* [WHAT THE TASK ASKS] Using the data below, copy each line that includes the word "does".
-- START LISTED RECORDS --
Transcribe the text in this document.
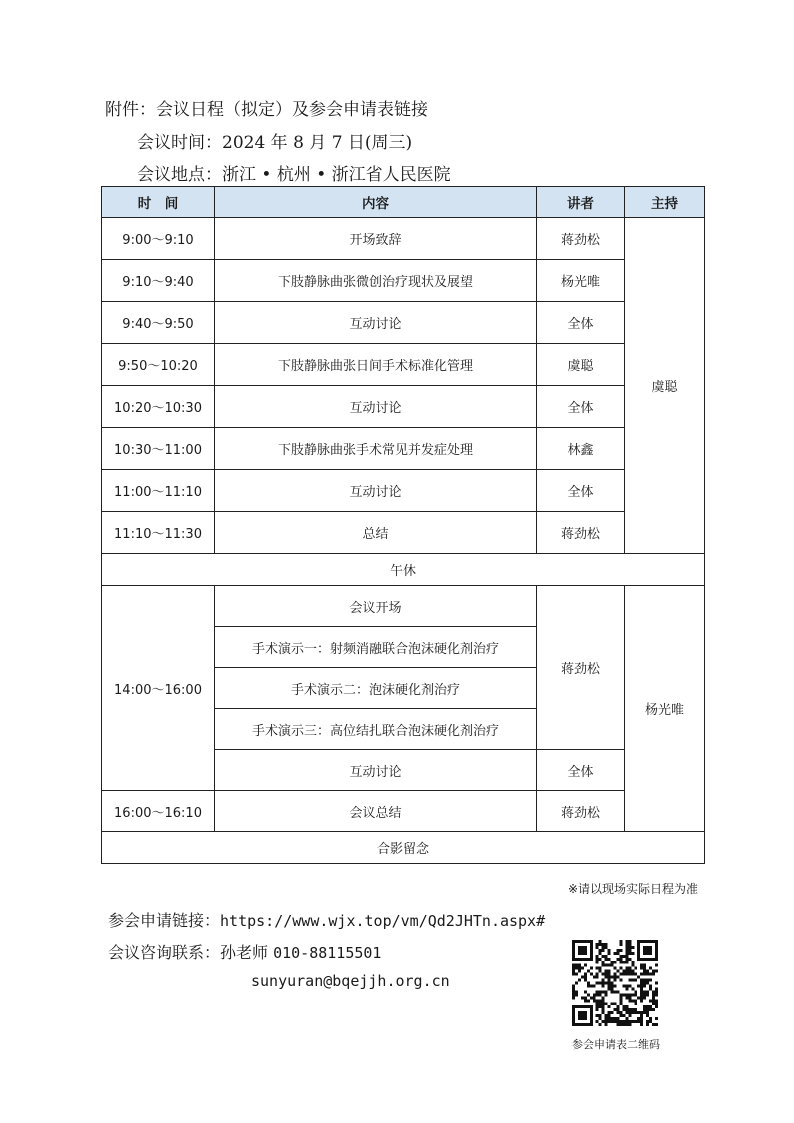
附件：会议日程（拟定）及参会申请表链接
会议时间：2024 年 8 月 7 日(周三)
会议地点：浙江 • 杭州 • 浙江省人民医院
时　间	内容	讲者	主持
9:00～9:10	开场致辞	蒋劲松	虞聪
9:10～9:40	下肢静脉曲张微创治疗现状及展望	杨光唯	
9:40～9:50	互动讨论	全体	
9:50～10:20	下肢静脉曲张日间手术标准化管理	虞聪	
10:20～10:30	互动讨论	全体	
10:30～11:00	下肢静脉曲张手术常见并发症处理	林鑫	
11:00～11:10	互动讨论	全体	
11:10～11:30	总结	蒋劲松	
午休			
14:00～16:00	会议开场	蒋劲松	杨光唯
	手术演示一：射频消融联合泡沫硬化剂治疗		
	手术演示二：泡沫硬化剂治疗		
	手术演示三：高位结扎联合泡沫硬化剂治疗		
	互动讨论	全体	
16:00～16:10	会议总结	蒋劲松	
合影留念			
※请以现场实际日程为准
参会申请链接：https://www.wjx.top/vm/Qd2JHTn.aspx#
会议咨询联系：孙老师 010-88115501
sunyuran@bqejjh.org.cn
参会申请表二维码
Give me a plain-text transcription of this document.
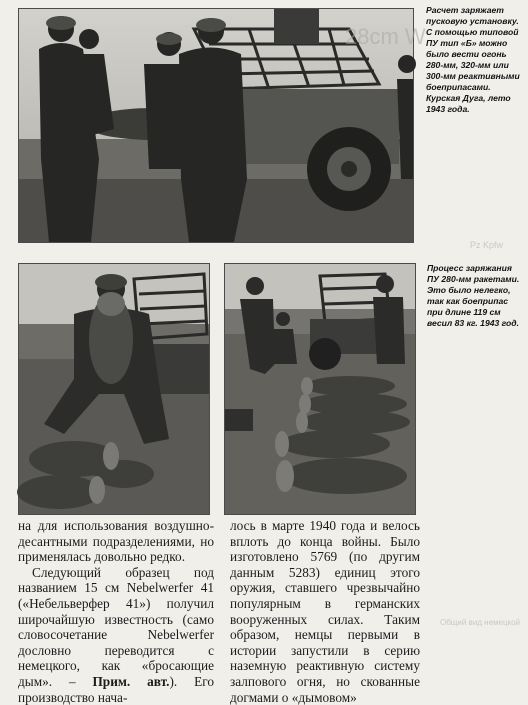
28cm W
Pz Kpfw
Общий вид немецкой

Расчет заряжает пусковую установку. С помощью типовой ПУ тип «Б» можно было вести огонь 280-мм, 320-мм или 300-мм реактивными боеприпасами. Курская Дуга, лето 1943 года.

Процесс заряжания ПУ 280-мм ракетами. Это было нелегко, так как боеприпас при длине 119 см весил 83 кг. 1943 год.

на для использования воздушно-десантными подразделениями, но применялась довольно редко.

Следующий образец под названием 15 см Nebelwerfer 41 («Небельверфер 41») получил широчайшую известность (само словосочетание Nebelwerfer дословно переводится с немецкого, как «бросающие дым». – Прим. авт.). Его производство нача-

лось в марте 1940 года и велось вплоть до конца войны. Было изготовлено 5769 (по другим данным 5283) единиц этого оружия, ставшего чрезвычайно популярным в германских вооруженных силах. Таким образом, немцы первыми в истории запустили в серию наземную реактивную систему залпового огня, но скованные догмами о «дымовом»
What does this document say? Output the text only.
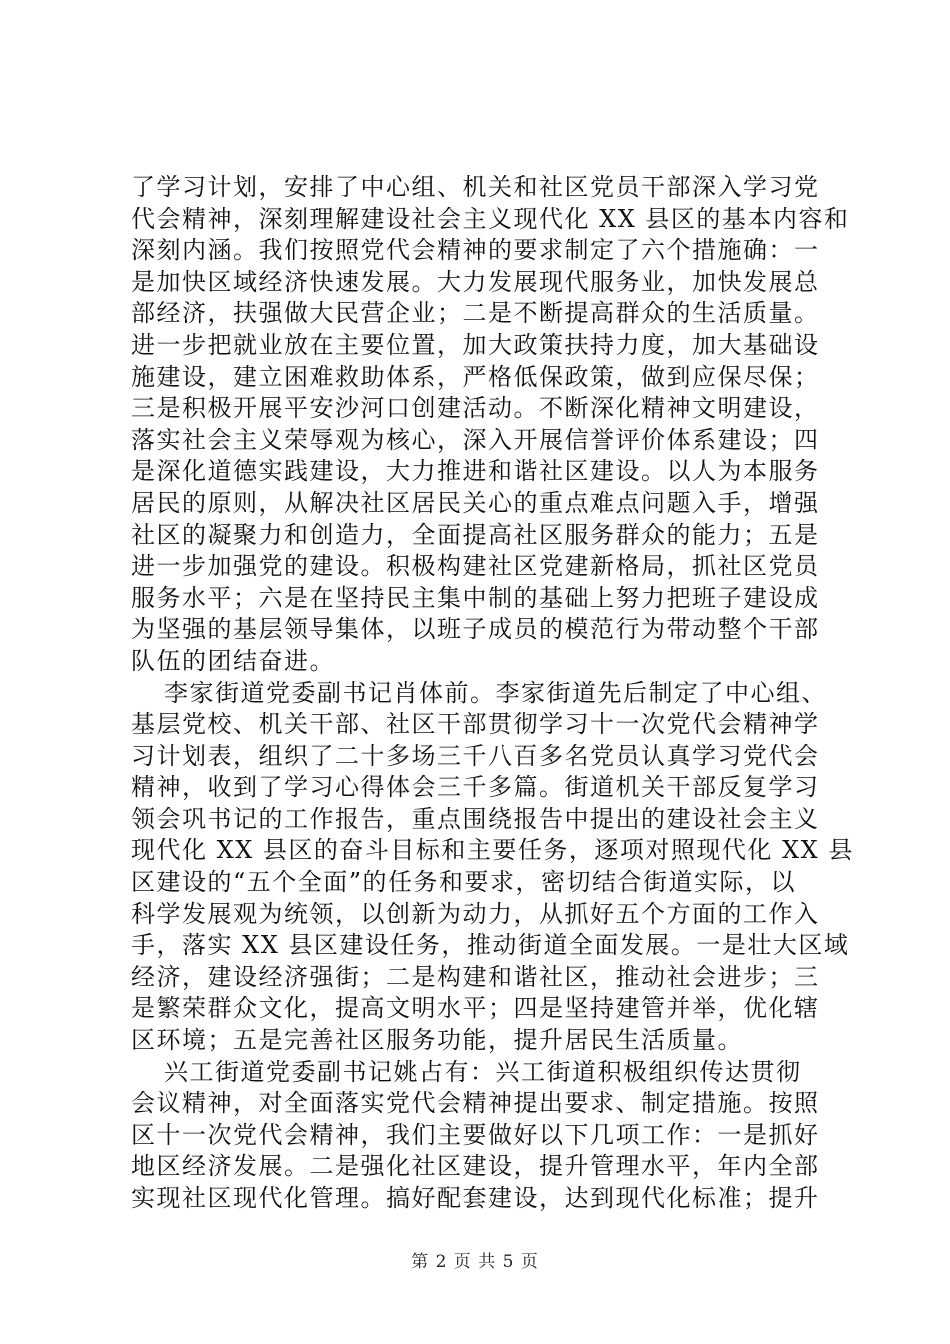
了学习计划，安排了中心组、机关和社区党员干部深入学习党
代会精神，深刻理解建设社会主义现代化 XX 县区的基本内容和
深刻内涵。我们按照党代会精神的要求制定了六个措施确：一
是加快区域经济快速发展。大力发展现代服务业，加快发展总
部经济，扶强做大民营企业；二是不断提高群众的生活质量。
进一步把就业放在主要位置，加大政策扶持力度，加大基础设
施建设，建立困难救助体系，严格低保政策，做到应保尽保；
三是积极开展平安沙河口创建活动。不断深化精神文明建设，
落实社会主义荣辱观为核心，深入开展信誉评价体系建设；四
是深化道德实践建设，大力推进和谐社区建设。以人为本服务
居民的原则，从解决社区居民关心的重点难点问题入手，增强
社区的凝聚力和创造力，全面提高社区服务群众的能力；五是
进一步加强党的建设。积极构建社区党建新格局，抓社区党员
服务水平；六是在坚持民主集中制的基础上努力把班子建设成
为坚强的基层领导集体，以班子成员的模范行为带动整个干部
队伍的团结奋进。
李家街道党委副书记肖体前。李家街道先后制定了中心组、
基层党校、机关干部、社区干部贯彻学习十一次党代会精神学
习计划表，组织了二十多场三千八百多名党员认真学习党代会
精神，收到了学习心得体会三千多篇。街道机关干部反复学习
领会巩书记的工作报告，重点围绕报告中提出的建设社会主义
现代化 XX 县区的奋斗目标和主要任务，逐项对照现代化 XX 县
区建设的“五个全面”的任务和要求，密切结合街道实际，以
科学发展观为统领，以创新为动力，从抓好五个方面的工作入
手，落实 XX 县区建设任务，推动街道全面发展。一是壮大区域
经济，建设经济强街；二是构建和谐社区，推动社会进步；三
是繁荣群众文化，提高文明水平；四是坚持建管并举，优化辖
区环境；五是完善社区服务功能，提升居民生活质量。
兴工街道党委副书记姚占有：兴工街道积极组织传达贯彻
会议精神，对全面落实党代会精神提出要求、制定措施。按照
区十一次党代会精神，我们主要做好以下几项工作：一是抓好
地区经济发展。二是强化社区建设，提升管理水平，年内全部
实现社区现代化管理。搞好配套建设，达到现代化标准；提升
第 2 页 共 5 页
-- END LISTED RECORDS --
-- START LISTED RECORDS --
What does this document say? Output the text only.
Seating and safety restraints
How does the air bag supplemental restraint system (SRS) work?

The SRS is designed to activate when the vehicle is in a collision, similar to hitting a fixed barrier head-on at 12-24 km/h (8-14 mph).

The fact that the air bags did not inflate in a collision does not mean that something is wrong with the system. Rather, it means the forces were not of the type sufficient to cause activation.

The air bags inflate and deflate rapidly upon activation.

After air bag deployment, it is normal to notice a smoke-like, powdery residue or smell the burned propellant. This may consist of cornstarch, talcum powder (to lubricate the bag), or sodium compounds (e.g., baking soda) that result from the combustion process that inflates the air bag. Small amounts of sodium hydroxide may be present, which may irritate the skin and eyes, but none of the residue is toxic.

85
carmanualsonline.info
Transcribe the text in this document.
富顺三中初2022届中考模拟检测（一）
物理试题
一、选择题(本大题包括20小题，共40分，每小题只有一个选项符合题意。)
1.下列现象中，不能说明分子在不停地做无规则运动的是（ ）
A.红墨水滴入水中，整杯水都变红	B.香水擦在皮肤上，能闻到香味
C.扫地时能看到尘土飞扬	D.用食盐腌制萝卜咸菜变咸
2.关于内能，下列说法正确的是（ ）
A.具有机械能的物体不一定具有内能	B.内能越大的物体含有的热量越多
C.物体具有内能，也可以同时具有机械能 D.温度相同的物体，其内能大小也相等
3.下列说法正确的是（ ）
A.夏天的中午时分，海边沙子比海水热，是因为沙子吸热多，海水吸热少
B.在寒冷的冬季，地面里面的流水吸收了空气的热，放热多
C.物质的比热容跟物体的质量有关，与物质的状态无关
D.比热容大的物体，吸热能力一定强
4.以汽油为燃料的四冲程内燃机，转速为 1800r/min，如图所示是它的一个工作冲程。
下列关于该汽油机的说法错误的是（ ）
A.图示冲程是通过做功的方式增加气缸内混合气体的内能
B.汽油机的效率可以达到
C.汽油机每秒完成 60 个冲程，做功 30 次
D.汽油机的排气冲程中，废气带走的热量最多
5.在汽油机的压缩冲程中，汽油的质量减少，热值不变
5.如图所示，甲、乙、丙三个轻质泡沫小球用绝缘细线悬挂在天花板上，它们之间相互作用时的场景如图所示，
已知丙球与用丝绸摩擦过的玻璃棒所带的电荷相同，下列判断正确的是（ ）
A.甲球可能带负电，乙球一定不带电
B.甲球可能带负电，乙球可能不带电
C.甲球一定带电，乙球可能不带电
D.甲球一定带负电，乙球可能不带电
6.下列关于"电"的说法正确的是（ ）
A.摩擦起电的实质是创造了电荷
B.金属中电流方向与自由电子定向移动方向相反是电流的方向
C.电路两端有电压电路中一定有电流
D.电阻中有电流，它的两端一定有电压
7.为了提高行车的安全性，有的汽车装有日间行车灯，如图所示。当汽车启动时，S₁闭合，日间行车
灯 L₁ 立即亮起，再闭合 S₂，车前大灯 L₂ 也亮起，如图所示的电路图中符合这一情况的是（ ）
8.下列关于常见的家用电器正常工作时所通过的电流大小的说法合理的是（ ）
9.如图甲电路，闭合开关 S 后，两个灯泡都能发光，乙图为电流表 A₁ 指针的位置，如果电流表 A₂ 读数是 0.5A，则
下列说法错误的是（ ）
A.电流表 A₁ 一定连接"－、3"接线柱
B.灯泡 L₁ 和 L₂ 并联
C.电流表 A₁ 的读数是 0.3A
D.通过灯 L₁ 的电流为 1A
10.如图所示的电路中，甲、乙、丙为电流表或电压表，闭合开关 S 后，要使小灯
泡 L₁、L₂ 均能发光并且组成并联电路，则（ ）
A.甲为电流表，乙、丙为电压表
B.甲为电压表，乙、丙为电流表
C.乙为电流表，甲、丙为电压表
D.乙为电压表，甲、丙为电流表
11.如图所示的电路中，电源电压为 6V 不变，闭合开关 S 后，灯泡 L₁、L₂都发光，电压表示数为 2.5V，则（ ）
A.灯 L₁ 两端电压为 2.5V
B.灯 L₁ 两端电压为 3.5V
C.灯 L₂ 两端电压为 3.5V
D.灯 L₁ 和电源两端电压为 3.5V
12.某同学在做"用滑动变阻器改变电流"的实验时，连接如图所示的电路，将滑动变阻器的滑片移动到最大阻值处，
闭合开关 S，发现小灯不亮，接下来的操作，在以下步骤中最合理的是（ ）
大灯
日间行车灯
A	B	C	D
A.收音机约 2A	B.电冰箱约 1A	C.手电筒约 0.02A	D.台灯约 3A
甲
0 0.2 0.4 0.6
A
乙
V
-- END LISTED RECORDS --
-- START LISTED RECORDS --
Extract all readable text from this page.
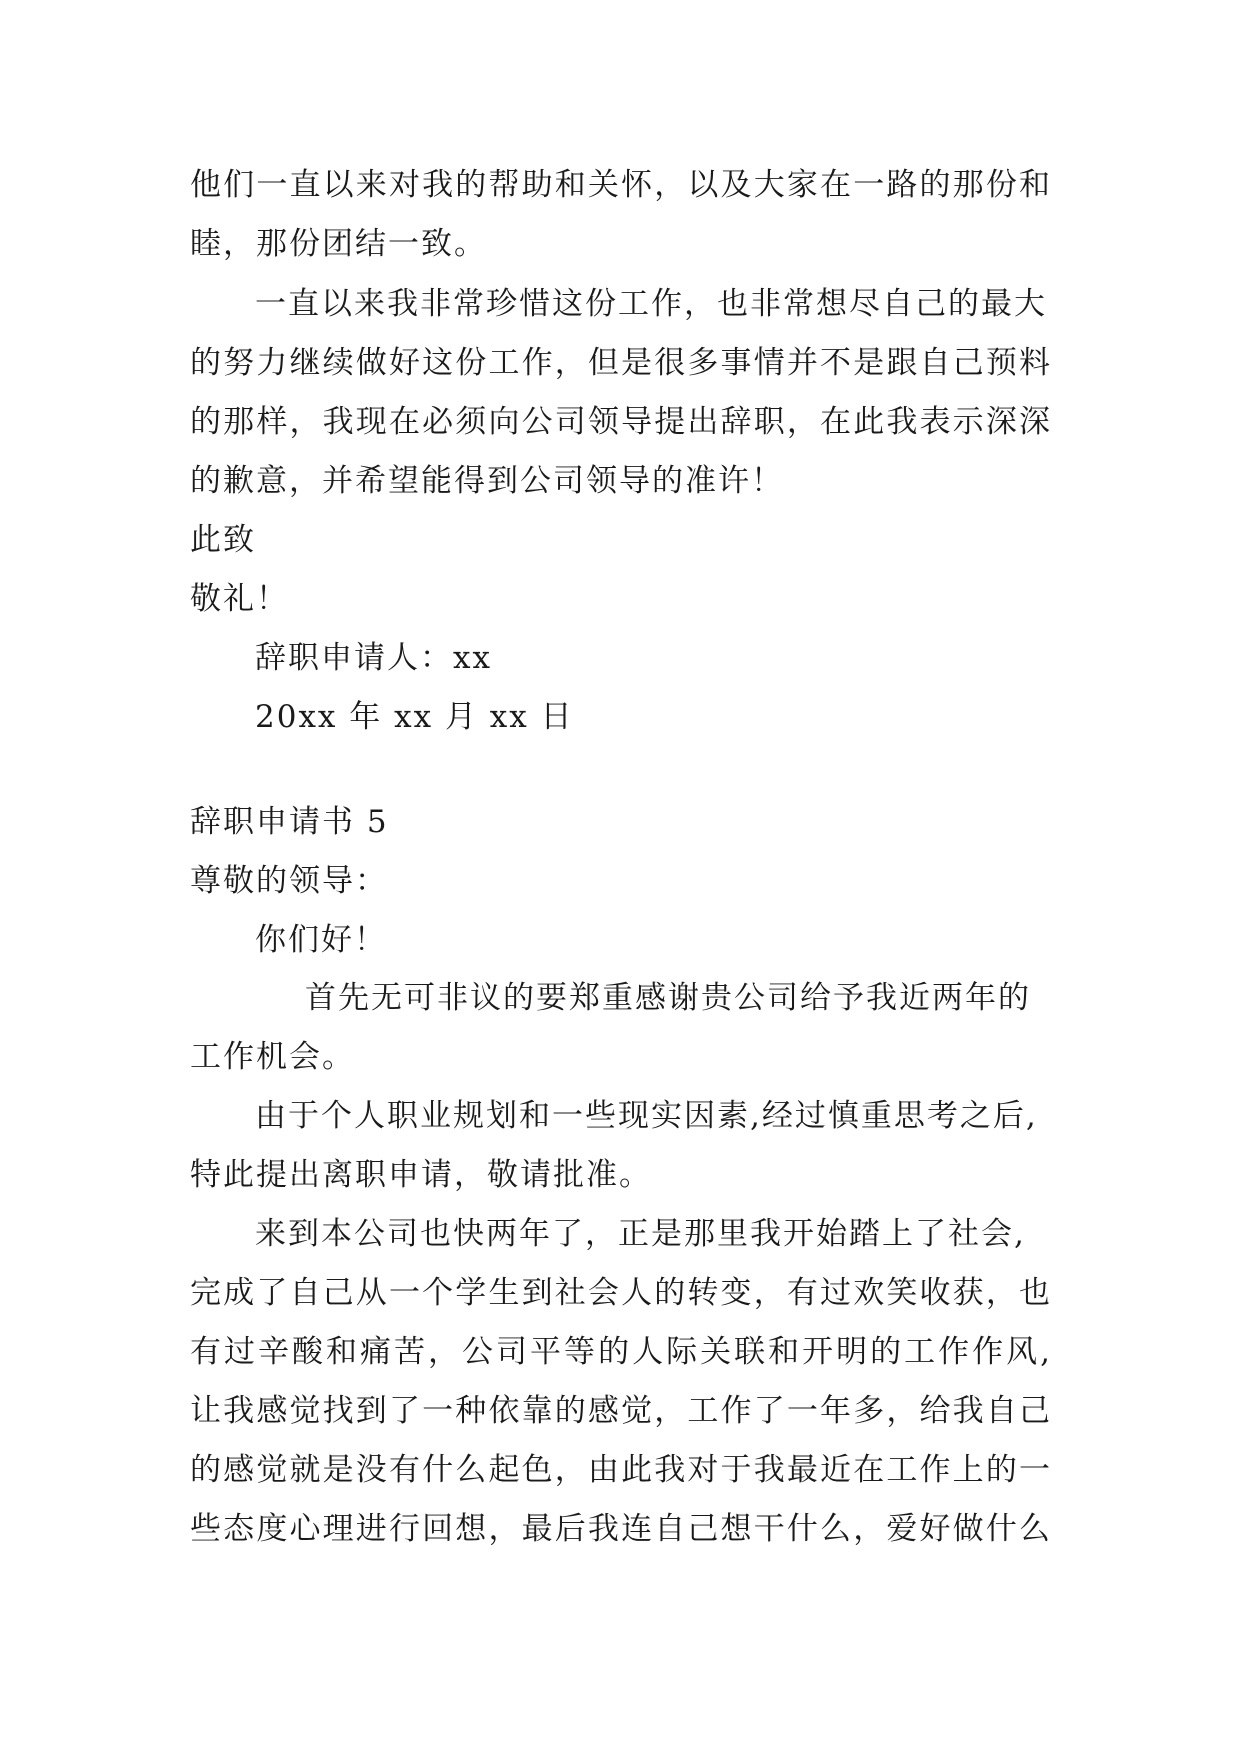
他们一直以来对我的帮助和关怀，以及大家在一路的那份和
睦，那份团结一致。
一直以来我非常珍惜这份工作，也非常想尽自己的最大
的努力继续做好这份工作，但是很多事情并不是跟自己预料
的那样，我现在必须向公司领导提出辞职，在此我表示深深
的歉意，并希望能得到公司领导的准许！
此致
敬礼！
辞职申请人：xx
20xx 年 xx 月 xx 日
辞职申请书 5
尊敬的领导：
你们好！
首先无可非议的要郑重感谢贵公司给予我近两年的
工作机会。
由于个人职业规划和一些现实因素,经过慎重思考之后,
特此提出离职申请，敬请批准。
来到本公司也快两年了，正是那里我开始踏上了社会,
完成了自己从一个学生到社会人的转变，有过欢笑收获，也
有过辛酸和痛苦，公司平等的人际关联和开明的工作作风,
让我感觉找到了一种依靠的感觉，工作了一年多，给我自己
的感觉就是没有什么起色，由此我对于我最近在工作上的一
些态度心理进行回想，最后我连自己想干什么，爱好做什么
-- END LISTED RECORDS --
* [CORRECT OUTPUT]
What does this document say? Output the text only.
What does this document say? Output the text only.
How does the air bag supplemental restraint system (SRS) work?
The fact that the air bags did not inflate in a collision does not mean that something is wrong with the system. Rather, it means the forces were not of the type sufficient to cause activation.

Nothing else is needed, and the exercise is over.